• [Exercise instructions] Drop the images; return everything else in the listing below exactly.

• [Material to process]

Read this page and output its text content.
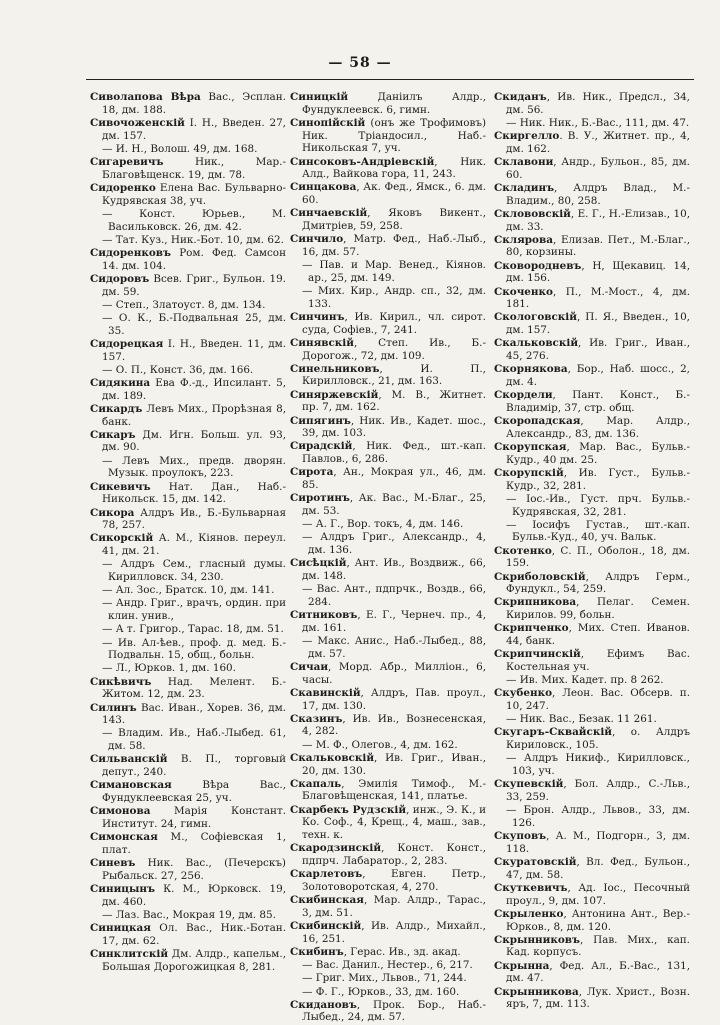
— 58 —
Сиволапова Вѣра Вас., Эсплан. 18, дм. 188.
Сивочоженскій І. Н., Введен. 27, дм. 157.
— И. Н., Волош. 49, дм. 168.
Сигаревичъ Ник., Мар.-Благовѣщенск. 19, дм. 78.
Сидоренко Елена Вас. Бульварно-Кудрявская 38, уч.
— Конст. Юрьев., М. Васильковск. 26, дм. 42.
— Тат. Куз., Ник.-Бот. 10, дм. 62.
Сидоренковъ Ром. Фед. Самсон 14. дм. 104.
Сидоровъ Всев. Григ., Бульон. 19. дм. 59.
— Степ., Златоуст. 8, дм. 134.
— О. К., Б.-Подвальная 25, дм. 35.
Сидорецкая І. Н., Введен. 11, дм. 157.
— О. П., Конст. 36, дм. 166.
Сидякина Ева Ф.-д., Ипсилант. 5, дм. 189.
Сикардъ Левъ Мих., Прорѣзная 8, банк.
Сикаръ Дм. Игн. Больш. ул. 93, дм. 90.
— Левъ Мих., предв. дворян. Музык. проулокъ, 223.
Сикевичъ Нат. Дан., Наб.-Никольск. 15, дм. 142.
Сикора Алдръ Ив., Б.-Бульварная 78, 257.
Сикорскій А. М., Кіянов. переул. 41, дм. 21.
— Алдръ Сем., гласный думы. Кирилловск. 34, 230.
— Ал. Зос., Братск. 10, дм. 141.
— Андр. Григ., врачъ, ордин. при клин. унив.,
— А т. Григор., Тарас. 18, дм. 51.
— Ив. Ал-ѣев., проф. д. мед. Б.-Подвальн. 15, общ., больн.
— Л., Юрков. 1, дм. 160.
Сикѣвичъ Над. Мелент. Б.-Житом. 12, дм. 23.
Силинъ Вас. Иван., Хорев. 36, дм. 143.
— Владим. Ив., Наб.-Лыбед. 61, дм. 58.
Сильванскій В. П., торговый депут., 240.
Симановская Вѣра Вас., Фундуклеевская 25, уч.
Симонова Марія Констант. Институт. 24, гимн.
Симонская М., Софіевская 1, плат.
Синевъ Ник. Вас., (Печерскъ) Рыбальск. 27, 256.
Синицынъ К. М., Юрковск. 19, дм. 460.
— Лаз. Вас., Мокрая 19, дм. 85.
Синицкая Ол. Вас., Ник.-Ботан. 17, дм. 62.
Синклитскій Дм. Алдр., капельм., Большая Дорогожицкая 8, 281.
Синицкій Даніилъ Алдр., Фундуклеевск. 6, гимн.
Синопійскій (онъ же Трофимовъ) Ник. Тріандосил., Наб.-Никольская 7, уч.
Синсоковъ-Андріевскій, Ник. Алд., Вайкова гора, 11, 243.
Синцакова, Ак. Фед., Ямск., 6. дм. 60.
Синчаевскій, Яковъ Викент., Дмитріев, 59, 258.
Синчило, Матр. Фед., Наб.-Лыб., 16, дм. 57.
— Пав. и Мар. Венед., Кіянов. ар., 25, дм. 149.
— Мих. Кир., Андр. сп., 32, дм. 133.
Синчинъ, Ив. Кирил., чл. сирот. суда, Софіев., 7, 241.
Синявскій, Степ. Ив., Б.-Дорогож., 72, дм. 109.
Синельниковъ, И. П., Кирилловск., 21, дм. 163.
Синяржевскій, М. В., Житнет. пр. 7, дм. 162.
Сипягинъ, Ник. Ив., Кадет. шос., 39, дм. 103.
Сирадскій, Ник. Фед., шт.-кап. Павлов., 6, 286.
Сирота, Ан., Мокрая ул., 46, дм. 85.
Сиротинъ, Ак. Вас., М.-Благ., 25, дм. 53.
— А. Г., Вор. токъ, 4, дм. 146.
— Алдръ Григ., Александр., 4, дм. 136.
Сисѣцкій, Ант. Ив., Воздвиж., 66, дм. 148.
— Вас. Ант., пдпрчк., Воздв., 66, 284.
Ситниковъ, Е. Г., Чернеч. пр., 4, дм. 161.
— Макс. Анис., Наб.-Лыбед., 88, дм. 57.
Сичаи, Морд. Абр., Милліон., 6, часы.
Скавинскій, Алдръ, Пав. проул., 17, дм. 130.
Сказинъ, Ив. Ив., Вознесенская, 4, 282.
— М. Ф., Олегов., 4, дм. 162.
Скальковскій, Ив. Григ., Иван., 20, дм. 130.
Скапаль, Эмилія Тимоф., М.-Благовѣщенская, 141, платье.
Скарбекъ Рудзскій, инж., Э. К., и Ко. Соф., 4, Крещ., 4, маш., зав., техн. к.
Скародзинскій, Конст. Конст., пдпрч. Лабаратор., 2, 283.
Скарлетовъ, Евген. Петр., Золотоворотская, 4, 270.
Скибинская, Мар. Алдр., Тарас., 3, дм. 51.
Скибинскій, Ив. Алдр., Михайл., 16, 251.
Скибинъ, Герас. Ив., зд. акад.
— Вас. Данил., Нестер., 6, 217.
— Григ. Мих., Львов., 71, 244.
— Ф. Г., Юрков., 33, дм. 160.
Скидановъ, Прок. Бор., Наб.-Лыбед., 24, дм. 57.
Скиданъ, Ив. Ник., Предсл., 34, дм. 56.
— Ник. Ник., Б.-Вас., 111, дм. 47.
Скиргелло. В. У., Житнет. пр., 4, дм. 162.
Склавони, Андр., Бульон., 85, дм. 60.
Складинъ, Алдръ Влад., М.-Владим., 80, 258.
Склововскій, Е. Г., Н.-Елизав., 10, дм. 33.
Склярова, Елизав. Пет., М.-Благ., 80, корзины.
Сковородневъ, Н, Щекавиц. 14, дм. 156.
Скоченко, П., М.-Мост., 4, дм. 181.
Скологовскій, П. Я., Введен., 10, дм. 157.
Скальковскій, Ив. Григ., Иван., 45, 276.
Скорнякова, Бор., Наб. шосс., 2, дм. 4.
Скордели, Пант. Конст., Б.-Владимір, 37, стр. общ.
Скоропадская, Мар. Алдр., Александр., 83, дм. 136.
Скорупская, Мар. Вас., Бульв.-Кудр., 40 дм. 25.
Скорупскій, Ив. Густ., Бульв.-Кудр., 32, 281.
— Іос.-Ив., Густ. прч. Бульв.-Кудрявская, 32, 281.
— Іосифъ Густав., шт.-кап. Бульв.-Куд., 40, уч. Вальк.
Скотенко, С. П., Оболон., 18, дм. 159.
Скриболовскій, Алдръ Герм., Фундукл., 54, 259.
Скрипникова, Пелаг. Семен. Кирилов. 99, больн.
Скрипченко, Мих. Степ. Иванов. 44, банк.
Скрипчинскій, Ефимъ Вас. Костельная уч.
— Ив. Мих. Кадет. пр. 8 262.
Скубенко, Леон. Вас. Обсерв. п. 10, 247.
— Ник. Вас., Безак. 11 261.
Скугаръ-Сквайскій, о. Алдръ Кириловск., 105.
— Алдръ Никиф., Кирилловск., 103, уч.
Скупевскій, Бол. Алдр., С.-Льв., 33, 259.
— Брон. Алдр., Львов., 33, дм. 126.
Скуповъ, А. М., Подгорн., 3, дм. 118.
Скуратовскій, Вл. Фед., Бульон., 47, дм. 58.
Скуткевичъ, Ад. Іос., Песочный проул., 9, дм. 107.
Скрыленко, Антонина Ант., Вер.-Юрков., 8, дм. 120.
Скрынниковъ, Пав. Мих., кап. Кад. корпусъ.
Скрынна, Фед. Ал., Б.-Вас., 131, дм. 47.
Скрынникова, Лук. Христ., Возн. яръ, 7, дм. 113.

• [Correct response]
Read this page and output its text content.
— 58 —
Сиволапова Вѣра Вас., Эсплан. 18, дм. 188.
Сивочоженскій І. Н., Введен. 27, дм. 157.
— И. Н., Волош. 49, дм. 168.
Сигаревичъ Ник., Мар.-Благовѣщенск. 19, дм. 78.
Сидоренко Елена Вас. Бульварно-Кудрявская 38, уч.
— Конст. Юрьев., М. Васильковск. 26, дм. 42.
— Тат. Куз., Ник.-Бот. 10, дм. 62.
Сидоренковъ Ром. Фед. Самсон 14. дм. 104.
Сидоровъ Всев. Григ., Бульон. 19. дм. 59.
— Степ., Златоуст. 8, дм. 134.
— О. К., Б.-Подвальная 25, дм. 35.
Сидорецкая І. Н., Введен. 11, дм. 157.
— О. П., Конст. 36, дм. 166.
Сидякина Ева Ф.-д., Ипсилант. 5, дм. 189.
Сикардъ Левъ Мих., Прорѣзная 8, банк.
Сикаръ Дм. Игн. Больш. ул. 93, дм. 90.
— Левъ Мих., предв. дворян. Музык. проулокъ, 223.
Сикевичъ Нат. Дан., Наб.-Никольск. 15, дм. 142.
Сикора Алдръ Ив., Б.-Бульварная 78, 257.
Сикорскій А. М., Кіянов. переул. 41, дм. 21.
— Алдръ Сем., гласный думы. Кирилловск. 34, 230.
— Ал. Зос., Братск. 10, дм. 141.
— Андр. Григ., врачъ, ордин. при клин. унив.,
— А т. Григор., Тарас. 18, дм. 51.
— Ив. Ал-ѣев., проф. д. мед. Б.-Подвальн. 15, общ., больн.
— Л., Юрков. 1, дм. 160.
Сикѣвичъ Над. Мелент. Б.-Житом. 12, дм. 23.
Силинъ Вас. Иван., Хорев. 36, дм. 143.
— Владим. Ив., Наб.-Лыбед. 61, дм. 58.
Сильванскій В. П., торговый депут., 240.
Симановская Вѣра Вас., Фундуклеевская 25, уч.
Симонова Марія Констант. Институт. 24, гимн.
Симонская М., Софіевская 1, плат.
Синевъ Ник. Вас., (Печерскъ) Рыбальск. 27, 256.
Синицынъ К. М., Юрковск. 19, дм. 460.
— Лаз. Вас., Мокрая 19, дм. 85.
Синицкая Ол. Вас., Ник.-Ботан. 17, дм. 62.
Синклитскій Дм. Алдр., капельм., Большая Дорогожицкая 8, 281.
Синицкій Даніилъ Алдр., Фундуклеевск. 6, гимн.
Синопійскій (онъ же Трофимовъ) Ник. Тріандосил., Наб.-Никольская 7, уч.
Синсоковъ-Андріевскій, Ник. Алд., Вайкова гора, 11, 243.
Синцакова, Ак. Фед., Ямск., 6. дм. 60.
Синчаевскій, Яковъ Викент., Дмитріев, 59, 258.
Синчило, Матр. Фед., Наб.-Лыб., 16, дм. 57.
— Пав. и Мар. Венед., Кіянов. ар., 25, дм. 149.
— Мих. Кир., Андр. сп., 32, дм. 133.
Синчинъ, Ив. Кирил., чл. сирот. суда, Софіев., 7, 241.
Синявскій, Степ. Ив., Б.-Дорогож., 72, дм. 109.
Синельниковъ, И. П., Кирилловск., 21, дм. 163.
Синяржевскій, М. В., Житнет. пр. 7, дм. 162.
Сипягинъ, Ник. Ив., Кадет. шос., 39, дм. 103.
Сирадскій, Ник. Фед., шт.-кап. Павлов., 6, 286.
Сирота, Ан., Мокрая ул., 46, дм. 85.
Сиротинъ, Ак. Вас., М.-Благ., 25, дм. 53.
— А. Г., Вор. токъ, 4, дм. 146.
— Алдръ Григ., Александр., 4, дм. 136.
Сисѣцкій, Ант. Ив., Воздвиж., 66, дм. 148.
— Вас. Ант., пдпрчк., Воздв., 66, 284.
Ситниковъ, Е. Г., Чернеч. пр., 4, дм. 161.
— Макс. Анис., Наб.-Лыбед., 88, дм. 57.
Сичаи, Морд. Абр., Милліон., 6, часы.
Скавинскій, Алдръ, Пав. проул., 17, дм. 130.
Сказинъ, Ив. Ив., Вознесенская, 4, 282.
— М. Ф., Олегов., 4, дм. 162.
Скальковскій, Ив. Григ., Иван., 20, дм. 130.
Скапаль, Эмилія Тимоф., М.-Благовѣщенская, 141, платье.
Скарбекъ Рудзскій, инж., Э. К., и Ко. Соф., 4, Крещ., 4, маш., зав., техн. к.
Скародзинскій, Конст. Конст., пдпрч. Лабаратор., 2, 283.
Скарлетовъ, Евген. Петр., Золотоворотская, 4, 270.
Скибинская, Мар. Алдр., Тарас., 3, дм. 51.
Скибинскій, Ив. Алдр., Михайл., 16, 251.
Скибинъ, Герас. Ив., зд. акад.
— Вас. Данил., Нестер., 6, 217.
— Григ. Мих., Львов., 71, 244.
— Ф. Г., Юрков., 33, дм. 160.
Скидановъ, Прок. Бор., Наб.-Лыбед., 24, дм. 57.
Скиданъ, Ив. Ник., Предсл., 34, дм. 56.
— Ник. Ник., Б.-Вас., 111, дм. 47.
Скиргелло. В. У., Житнет. пр., 4, дм. 162.
Склавони, Андр., Бульон., 85, дм. 60.
Складинъ, Алдръ Влад., М.-Владим., 80, 258.
Склововскій, Е. Г., Н.-Елизав., 10, дм. 33.
Склярова, Елизав. Пет., М.-Благ., 80, корзины.
Сковородневъ, Н, Щекавиц. 14, дм. 156.
Скоченко, П., М.-Мост., 4, дм. 181.
Скологовскій, П. Я., Введен., 10, дм. 157.
Скальковскій, Ив. Григ., Иван., 45, 276.
Скорнякова, Бор., Наб. шосс., 2, дм. 4.
Скордели, Пант. Конст., Б.-Владимір, 37, стр. общ.
Скоропадская, Мар. Алдр., Александр., 83, дм. 136.
Скорупская, Мар. Вас., Бульв.-Кудр., 40 дм. 25.
Скорупскій, Ив. Густ., Бульв.-Кудр., 32, 281.
— Іос.-Ив., Густ. прч. Бульв.-Кудрявская, 32, 281.
— Іосифъ Густав., шт.-кап. Бульв.-Куд., 40, уч. Вальк.
Скотенко, С. П., Оболон., 18, дм. 159.
Скриболовскій, Алдръ Герм., Фундукл., 54, 259.
Скрипникова, Пелаг. Семен. Кирилов. 99, больн.
Скрипченко, Мих. Степ. Иванов. 44, банк.
Скрипчинскій, Ефимъ Вас. Костельная уч.
— Ив. Мих. Кадет. пр. 8 262.
Скубенко, Леон. Вас. Обсерв. п. 10, 247.
— Ник. Вас., Безак. 11 261.
Скугаръ-Сквайскій, о. Алдръ Кириловск., 105.
— Алдръ Никиф., Кирилловск., 103, уч.
Скупевскій, Бол. Алдр., С.-Льв., 33, 259.
— Брон. Алдр., Львов., 33, дм. 126.
Скуповъ, А. М., Подгорн., 3, дм. 118.
Скуратовскій, Вл. Фед., Бульон., 47, дм. 58.
Скуткевичъ, Ад. Іос., Песочный проул., 9, дм. 107.
Скрыленко, Антонина Ант., Вер.-Юрков., 8, дм. 120.
Скрынниковъ, Пав. Мих., кап. Кад. корпусъ.
Скрынна, Фед. Ал., Б.-Вас., 131, дм. 47.
Скрынникова, Лук. Христ., Возн. яръ, 7, дм. 113.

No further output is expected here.